**WHAT IS NEEDED**
Copy out every line of the material below word for word, without changing, adding, or leaving out anything.

**DATASET ENTRIES**
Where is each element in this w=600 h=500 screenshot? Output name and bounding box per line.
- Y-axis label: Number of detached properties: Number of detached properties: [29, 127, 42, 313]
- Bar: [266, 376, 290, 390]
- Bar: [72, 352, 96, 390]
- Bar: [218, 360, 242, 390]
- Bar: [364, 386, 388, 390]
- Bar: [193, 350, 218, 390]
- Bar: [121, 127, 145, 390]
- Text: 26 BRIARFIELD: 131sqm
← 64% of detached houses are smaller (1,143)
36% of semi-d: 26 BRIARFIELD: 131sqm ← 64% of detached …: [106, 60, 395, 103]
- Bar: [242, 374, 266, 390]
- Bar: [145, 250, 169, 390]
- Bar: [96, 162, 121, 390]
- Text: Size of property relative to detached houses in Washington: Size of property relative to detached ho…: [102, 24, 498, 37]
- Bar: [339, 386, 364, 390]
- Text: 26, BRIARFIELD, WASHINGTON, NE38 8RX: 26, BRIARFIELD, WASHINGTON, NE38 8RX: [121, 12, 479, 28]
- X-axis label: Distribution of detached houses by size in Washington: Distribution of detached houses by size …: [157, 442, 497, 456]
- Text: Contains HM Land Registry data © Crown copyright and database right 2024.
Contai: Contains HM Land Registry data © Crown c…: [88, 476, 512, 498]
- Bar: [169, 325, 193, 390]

**RESPONSE TO THE EXERCISE**
Where is each element in this w=600 h=500 screenshot? Output name and bounding box per line.
- Y-axis label: Number of detached properties: Number of detached properties: [29, 127, 42, 313]
- Bar: [266, 376, 290, 390]
- Bar: [72, 352, 96, 390]
- Bar: [218, 360, 242, 390]
- Bar: [364, 386, 388, 390]
- Bar: [193, 350, 218, 390]
- Bar: [121, 127, 145, 390]
- Text: 26 BRIARFIELD: 131sqm
← 64% of detached houses are smaller (1,143)
36% of semi-d: 26 BRIARFIELD: 131sqm ← 64% of detached …: [106, 60, 395, 103]
- Bar: [242, 374, 266, 390]
- Bar: [145, 250, 169, 390]
- Bar: [96, 162, 121, 390]
- Text: Size of property relative to detached houses in Washington: Size of property relative to detached ho…: [102, 24, 498, 37]
- Bar: [339, 386, 364, 390]
- Text: 26, BRIARFIELD, WASHINGTON, NE38 8RX: 26, BRIARFIELD, WASHINGTON, NE38 8RX: [121, 12, 479, 28]
- X-axis label: Distribution of detached houses by size in Washington: Distribution of detached houses by size …: [157, 442, 497, 456]
- Text: Contains HM Land Registry data © Crown copyright and database right 2024.
Contai: Contains HM Land Registry data © Crown c…: [88, 476, 512, 498]
- Bar: [169, 325, 193, 390]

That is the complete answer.